## WHAT THIS TASK INVOLVES
Beneath this task is a listing; retype all of it exactly.
──────── GIVEN INFORMATION
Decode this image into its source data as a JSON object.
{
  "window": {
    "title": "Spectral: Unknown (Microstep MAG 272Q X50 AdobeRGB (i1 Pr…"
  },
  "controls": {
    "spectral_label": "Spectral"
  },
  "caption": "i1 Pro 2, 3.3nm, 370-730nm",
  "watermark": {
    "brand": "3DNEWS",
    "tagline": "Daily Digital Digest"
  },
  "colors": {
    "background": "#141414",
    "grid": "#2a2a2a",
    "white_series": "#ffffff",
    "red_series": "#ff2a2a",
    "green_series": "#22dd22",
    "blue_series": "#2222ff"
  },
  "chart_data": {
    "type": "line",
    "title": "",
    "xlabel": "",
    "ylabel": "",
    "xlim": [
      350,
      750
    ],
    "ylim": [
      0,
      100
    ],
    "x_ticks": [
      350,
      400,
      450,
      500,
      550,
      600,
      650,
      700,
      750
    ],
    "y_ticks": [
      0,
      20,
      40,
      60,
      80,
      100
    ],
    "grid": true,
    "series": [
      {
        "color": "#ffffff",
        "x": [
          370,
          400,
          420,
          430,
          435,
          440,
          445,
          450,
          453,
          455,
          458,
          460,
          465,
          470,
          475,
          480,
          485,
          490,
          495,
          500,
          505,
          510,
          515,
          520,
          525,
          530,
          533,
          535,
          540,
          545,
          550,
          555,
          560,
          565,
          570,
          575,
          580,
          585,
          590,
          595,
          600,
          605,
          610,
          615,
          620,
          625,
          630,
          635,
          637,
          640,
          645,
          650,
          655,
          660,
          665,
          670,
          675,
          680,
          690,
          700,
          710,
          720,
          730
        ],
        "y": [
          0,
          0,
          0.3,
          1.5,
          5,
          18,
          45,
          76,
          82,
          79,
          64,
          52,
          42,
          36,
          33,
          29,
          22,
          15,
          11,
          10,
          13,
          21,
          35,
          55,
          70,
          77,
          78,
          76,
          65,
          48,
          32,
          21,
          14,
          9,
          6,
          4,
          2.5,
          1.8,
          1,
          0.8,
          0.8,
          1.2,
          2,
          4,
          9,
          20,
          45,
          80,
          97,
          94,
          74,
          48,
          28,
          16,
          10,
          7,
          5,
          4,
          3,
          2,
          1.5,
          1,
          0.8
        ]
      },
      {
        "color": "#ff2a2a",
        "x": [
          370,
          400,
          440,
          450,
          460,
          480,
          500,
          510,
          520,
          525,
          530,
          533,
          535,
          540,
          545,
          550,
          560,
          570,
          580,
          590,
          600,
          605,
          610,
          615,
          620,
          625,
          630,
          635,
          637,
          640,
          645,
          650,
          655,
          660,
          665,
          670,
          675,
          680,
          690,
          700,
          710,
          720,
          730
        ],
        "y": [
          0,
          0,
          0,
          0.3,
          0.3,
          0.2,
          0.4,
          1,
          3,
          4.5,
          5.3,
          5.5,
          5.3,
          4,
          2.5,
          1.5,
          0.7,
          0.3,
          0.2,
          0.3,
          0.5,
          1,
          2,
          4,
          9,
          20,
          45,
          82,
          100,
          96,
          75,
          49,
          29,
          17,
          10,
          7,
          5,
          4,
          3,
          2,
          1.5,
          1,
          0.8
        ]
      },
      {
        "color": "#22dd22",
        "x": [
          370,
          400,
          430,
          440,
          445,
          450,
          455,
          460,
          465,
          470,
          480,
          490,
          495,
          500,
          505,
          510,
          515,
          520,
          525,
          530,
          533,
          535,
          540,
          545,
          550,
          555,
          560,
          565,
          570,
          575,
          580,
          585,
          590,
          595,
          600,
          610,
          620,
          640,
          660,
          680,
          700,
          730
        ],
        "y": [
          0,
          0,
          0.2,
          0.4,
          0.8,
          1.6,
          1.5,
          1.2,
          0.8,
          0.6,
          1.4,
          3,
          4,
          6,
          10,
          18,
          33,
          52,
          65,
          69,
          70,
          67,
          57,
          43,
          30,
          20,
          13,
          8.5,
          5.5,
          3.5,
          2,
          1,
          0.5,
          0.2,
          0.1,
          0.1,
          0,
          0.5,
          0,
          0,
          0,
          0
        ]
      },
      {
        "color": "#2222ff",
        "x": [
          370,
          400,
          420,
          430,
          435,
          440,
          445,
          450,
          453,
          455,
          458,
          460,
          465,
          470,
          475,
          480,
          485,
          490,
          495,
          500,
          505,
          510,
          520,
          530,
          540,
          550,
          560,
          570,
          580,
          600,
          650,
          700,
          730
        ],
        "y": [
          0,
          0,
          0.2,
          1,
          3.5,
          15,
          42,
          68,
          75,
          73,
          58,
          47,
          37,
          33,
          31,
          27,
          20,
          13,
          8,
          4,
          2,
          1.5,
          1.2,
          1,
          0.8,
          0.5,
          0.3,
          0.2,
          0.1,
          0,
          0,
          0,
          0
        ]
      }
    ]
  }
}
────────────────
## TASK OUTPUT
Decode this image into its source data as a JSON object.
{
  "window": {
    "title": "Spectral: Unknown (Microstep MAG 272Q X50 AdobeRGB (i1 Pr…"
  },
  "controls": {
    "spectral_label": "Spectral"
  },
  "caption": "i1 Pro 2, 3.3nm, 370-730nm",
  "watermark": {
    "brand": "3DNEWS",
    "tagline": "Daily Digital Digest"
  },
  "colors": {
    "background": "#141414",
    "grid": "#2a2a2a",
    "white_series": "#ffffff",
    "red_series": "#ff2a2a",
    "green_series": "#22dd22",
    "blue_series": "#2222ff"
  },
  "chart_data": {
    "type": "line",
    "title": "",
    "xlabel": "",
    "ylabel": "",
    "xlim": [
      350,
      750
    ],
    "ylim": [
      0,
      100
    ],
    "x_ticks": [
      350,
      400,
      450,
      500,
      550,
      600,
      650,
      700,
      750
    ],
    "y_ticks": [
      0,
      20,
      40,
      60,
      80,
      100
    ],
    "grid": true,
    "series": [
      {
        "color": "#ffffff",
        "x": [
          370,
          400,
          420,
          430,
          435,
          440,
          445,
          450,
          453,
          455,
          458,
          460,
          465,
          470,
          475,
          480,
          485,
          490,
          495,
          500,
          505,
          510,
          515,
          520,
          525,
          530,
          533,
          535,
          540,
          545,
          550,
          555,
          560,
          565,
          570,
          575,
          580,
          585,
          590,
          595,
          600,
          605,
          610,
          615,
          620,
          625,
          630,
          635,
          637,
          640,
          645,
          650,
          655,
          660,
          665,
          670,
          675,
          680,
          690,
          700,
          710,
          720,
          730
        ],
        "y": [
          0,
          0,
          0.3,
          1.5,
          5,
          18,
          45,
          76,
          82,
          79,
          64,
          52,
          42,
          36,
          33,
          29,
          22,
          15,
          11,
          10,
          13,
          21,
          35,
          55,
          70,
          77,
          78,
          76,
          65,
          48,
          32,
          21,
          14,
          9,
          6,
          4,
          2.5,
          1.8,
          1,
          0.8,
          0.8,
          1.2,
          2,
          4,
          9,
          20,
          45,
          80,
          97,
          94,
          74,
          48,
          28,
          16,
          10,
          7,
          5,
          4,
          3,
          2,
          1.5,
          1,
          0.8
        ]
      },
      {
        "color": "#ff2a2a",
        "x": [
          370,
          400,
          440,
          450,
          460,
          480,
          500,
          510,
          520,
          525,
          530,
          533,
          535,
          540,
          545,
          550,
          560,
          570,
          580,
          590,
          600,
          605,
          610,
          615,
          620,
          625,
          630,
          635,
          637,
          640,
          645,
          650,
          655,
          660,
          665,
          670,
          675,
          680,
          690,
          700,
          710,
          720,
          730
        ],
        "y": [
          0,
          0,
          0,
          0.3,
          0.3,
          0.2,
          0.4,
          1,
          3,
          4.5,
          5.3,
          5.5,
          5.3,
          4,
          2.5,
          1.5,
          0.7,
          0.3,
          0.2,
          0.3,
          0.5,
          1,
          2,
          4,
          9,
          20,
          45,
          82,
          100,
          96,
          75,
          49,
          29,
          17,
          10,
          7,
          5,
          4,
          3,
          2,
          1.5,
          1,
          0.8
        ]
      },
      {
        "color": "#22dd22",
        "x": [
          370,
          400,
          430,
          440,
          445,
          450,
          455,
          460,
          465,
          470,
          480,
          490,
          495,
          500,
          505,
          510,
          515,
          520,
          525,
          530,
          533,
          535,
          540,
          545,
          550,
          555,
          560,
          565,
          570,
          575,
          580,
          585,
          590,
          595,
          600,
          610,
          620,
          640,
          660,
          680,
          700,
          730
        ],
        "y": [
          0,
          0,
          0.2,
          0.4,
          0.8,
          1.6,
          1.5,
          1.2,
          0.8,
          0.6,
          1.4,
          3,
          4,
          6,
          10,
          18,
          33,
          52,
          65,
          69,
          70,
          67,
          57,
          43,
          30,
          20,
          13,
          8.5,
          5.5,
          3.5,
          2,
          1,
          0.5,
          0.2,
          0.1,
          0.1,
          0,
          0.5,
          0,
          0,
          0,
          0
        ]
      },
      {
        "color": "#2222ff",
        "x": [
          370,
          400,
          420,
          430,
          435,
          440,
          445,
          450,
          453,
          455,
          458,
          460,
          465,
          470,
          475,
          480,
          485,
          490,
          495,
          500,
          505,
          510,
          520,
          530,
          540,
          550,
          560,
          570,
          580,
          600,
          650,
          700,
          730
        ],
        "y": [
          0,
          0,
          0.2,
          1,
          3.5,
          15,
          42,
          68,
          75,
          73,
          58,
          47,
          37,
          33,
          31,
          27,
          20,
          13,
          8,
          4,
          2,
          1.5,
          1.2,
          1,
          0.8,
          0.5,
          0.3,
          0.2,
          0.1,
          0,
          0,
          0,
          0
        ]
      }
    ]
  }
}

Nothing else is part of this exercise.